**Written request:**
Output the entries verbatim, including every line.

**Given entries:**

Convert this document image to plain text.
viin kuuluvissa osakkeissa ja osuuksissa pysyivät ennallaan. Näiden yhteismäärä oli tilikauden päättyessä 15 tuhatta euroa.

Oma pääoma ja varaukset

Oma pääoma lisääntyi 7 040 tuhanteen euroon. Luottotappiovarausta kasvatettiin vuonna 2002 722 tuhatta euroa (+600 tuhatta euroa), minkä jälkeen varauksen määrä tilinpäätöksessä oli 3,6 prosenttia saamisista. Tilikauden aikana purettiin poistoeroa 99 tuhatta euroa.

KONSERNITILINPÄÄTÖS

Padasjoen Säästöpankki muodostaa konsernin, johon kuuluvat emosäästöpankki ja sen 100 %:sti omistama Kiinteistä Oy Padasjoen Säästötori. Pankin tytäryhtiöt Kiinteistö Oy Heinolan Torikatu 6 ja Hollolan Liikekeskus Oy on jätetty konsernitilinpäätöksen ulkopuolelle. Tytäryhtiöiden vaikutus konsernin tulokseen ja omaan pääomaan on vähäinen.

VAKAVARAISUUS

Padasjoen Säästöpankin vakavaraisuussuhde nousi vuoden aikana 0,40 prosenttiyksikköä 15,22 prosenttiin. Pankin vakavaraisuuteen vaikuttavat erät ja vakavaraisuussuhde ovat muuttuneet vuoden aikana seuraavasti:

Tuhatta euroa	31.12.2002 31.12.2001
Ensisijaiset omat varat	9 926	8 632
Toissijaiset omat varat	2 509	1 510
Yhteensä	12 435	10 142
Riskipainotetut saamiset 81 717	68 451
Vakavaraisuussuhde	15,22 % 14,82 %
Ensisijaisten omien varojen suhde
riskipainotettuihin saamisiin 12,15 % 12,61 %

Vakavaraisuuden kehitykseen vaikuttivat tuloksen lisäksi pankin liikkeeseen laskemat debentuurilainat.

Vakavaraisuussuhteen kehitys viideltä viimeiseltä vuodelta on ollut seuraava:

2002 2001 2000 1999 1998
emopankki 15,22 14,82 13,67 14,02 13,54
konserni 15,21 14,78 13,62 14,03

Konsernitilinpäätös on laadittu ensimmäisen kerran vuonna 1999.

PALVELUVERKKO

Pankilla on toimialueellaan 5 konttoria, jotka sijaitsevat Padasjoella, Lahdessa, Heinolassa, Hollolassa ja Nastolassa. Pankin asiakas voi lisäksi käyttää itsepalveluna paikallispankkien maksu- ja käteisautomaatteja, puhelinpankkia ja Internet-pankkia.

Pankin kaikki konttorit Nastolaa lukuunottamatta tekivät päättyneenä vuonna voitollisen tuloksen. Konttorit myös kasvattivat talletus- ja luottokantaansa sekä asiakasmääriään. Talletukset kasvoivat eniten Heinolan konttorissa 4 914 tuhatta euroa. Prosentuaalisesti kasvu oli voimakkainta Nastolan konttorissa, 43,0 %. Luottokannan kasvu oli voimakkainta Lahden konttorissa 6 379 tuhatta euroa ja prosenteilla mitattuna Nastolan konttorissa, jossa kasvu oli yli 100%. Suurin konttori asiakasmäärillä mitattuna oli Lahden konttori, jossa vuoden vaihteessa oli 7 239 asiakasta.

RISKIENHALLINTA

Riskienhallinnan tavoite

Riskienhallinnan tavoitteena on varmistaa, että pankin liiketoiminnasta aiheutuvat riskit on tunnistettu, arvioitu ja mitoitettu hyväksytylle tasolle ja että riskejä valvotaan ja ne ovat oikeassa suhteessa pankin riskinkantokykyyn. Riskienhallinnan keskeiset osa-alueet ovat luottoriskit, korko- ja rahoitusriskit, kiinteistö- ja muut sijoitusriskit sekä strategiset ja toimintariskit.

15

**Expected output:**
Convert this document image to plain text.
viin kuuluvissa osakkeissa ja osuuksissa pysyivät ennallaan. Näiden yhteismäärä oli tilikauden päättyessä 15 tuhatta euroa.

Oma pääoma ja varaukset

Oma pääoma lisääntyi 7 040 tuhanteen euroon. Luottotappiovarausta kasvatettiin vuonna 2002 722 tuhatta euroa (+600 tuhatta euroa), minkä jälkeen varauksen määrä tilinpäätöksessä oli 3,6 prosenttia saamisista. Tilikauden aikana purettiin poistoeroa 99 tuhatta euroa.

KONSERNITILINPÄÄTÖS

Padasjoen Säästöpankki muodostaa konsernin, johon kuuluvat emosäästöpankki ja sen 100 %:sti omistama Kiinteistä Oy Padasjoen Säästötori. Pankin tytäryhtiöt Kiinteistö Oy Heinolan Torikatu 6 ja Hollolan Liikekeskus Oy on jätetty konsernitilinpäätöksen ulkopuolelle. Tytäryhtiöiden vaikutus konsernin tulokseen ja omaan pääomaan on vähäinen.

VAKAVARAISUUS

Padasjoen Säästöpankin vakavaraisuussuhde nousi vuoden aikana 0,40 prosenttiyksikköä 15,22 prosenttiin. Pankin vakavaraisuuteen vaikuttavat erät ja vakavaraisuussuhde ovat muuttuneet vuoden aikana seuraavasti:

Tuhatta euroa	31.12.2002 31.12.2001
Ensisijaiset omat varat	9 926	8 632
Toissijaiset omat varat	2 509	1 510
Yhteensä	12 435	10 142
Riskipainotetut saamiset 81 717	68 451
Vakavaraisuussuhde	15,22 % 14,82 %
Ensisijaisten omien varojen suhde
riskipainotettuihin saamisiin 12,15 % 12,61 %

Vakavaraisuuden kehitykseen vaikuttivat tuloksen lisäksi pankin liikkeeseen laskemat debentuurilainat.

Vakavaraisuussuhteen kehitys viideltä viimeiseltä vuodelta on ollut seuraava:

2002 2001 2000 1999 1998
emopankki 15,22 14,82 13,67 14,02 13,54
konserni 15,21 14,78 13,62 14,03

Konsernitilinpäätös on laadittu ensimmäisen kerran vuonna 1999.

PALVELUVERKKO

Pankilla on toimialueellaan 5 konttoria, jotka sijaitsevat Padasjoella, Lahdessa, Heinolassa, Hollolassa ja Nastolassa. Pankin asiakas voi lisäksi käyttää itsepalveluna paikallispankkien maksu- ja käteisautomaatteja, puhelinpankkia ja Internet-pankkia.

Pankin kaikki konttorit Nastolaa lukuunottamatta tekivät päättyneenä vuonna voitollisen tuloksen. Konttorit myös kasvattivat talletus- ja luottokantaansa sekä asiakasmääriään. Talletukset kasvoivat eniten Heinolan konttorissa 4 914 tuhatta euroa. Prosentuaalisesti kasvu oli voimakkainta Nastolan konttorissa, 43,0 %. Luottokannan kasvu oli voimakkainta Lahden konttorissa 6 379 tuhatta euroa ja prosenteilla mitattuna Nastolan konttorissa, jossa kasvu oli yli 100%. Suurin konttori asiakasmäärillä mitattuna oli Lahden konttori, jossa vuoden vaihteessa oli 7 239 asiakasta.

RISKIENHALLINTA

Riskienhallinnan tavoite

Riskienhallinnan tavoitteena on varmistaa, että pankin liiketoiminnasta aiheutuvat riskit on tunnistettu, arvioitu ja mitoitettu hyväksytylle tasolle ja että riskejä valvotaan ja ne ovat oikeassa suhteessa pankin riskinkantokykyyn. Riskienhallinnan keskeiset osa-alueet ovat luottoriskit, korko- ja rahoitusriskit, kiinteistö- ja muut sijoitusriskit sekä strategiset ja toimintariskit.

15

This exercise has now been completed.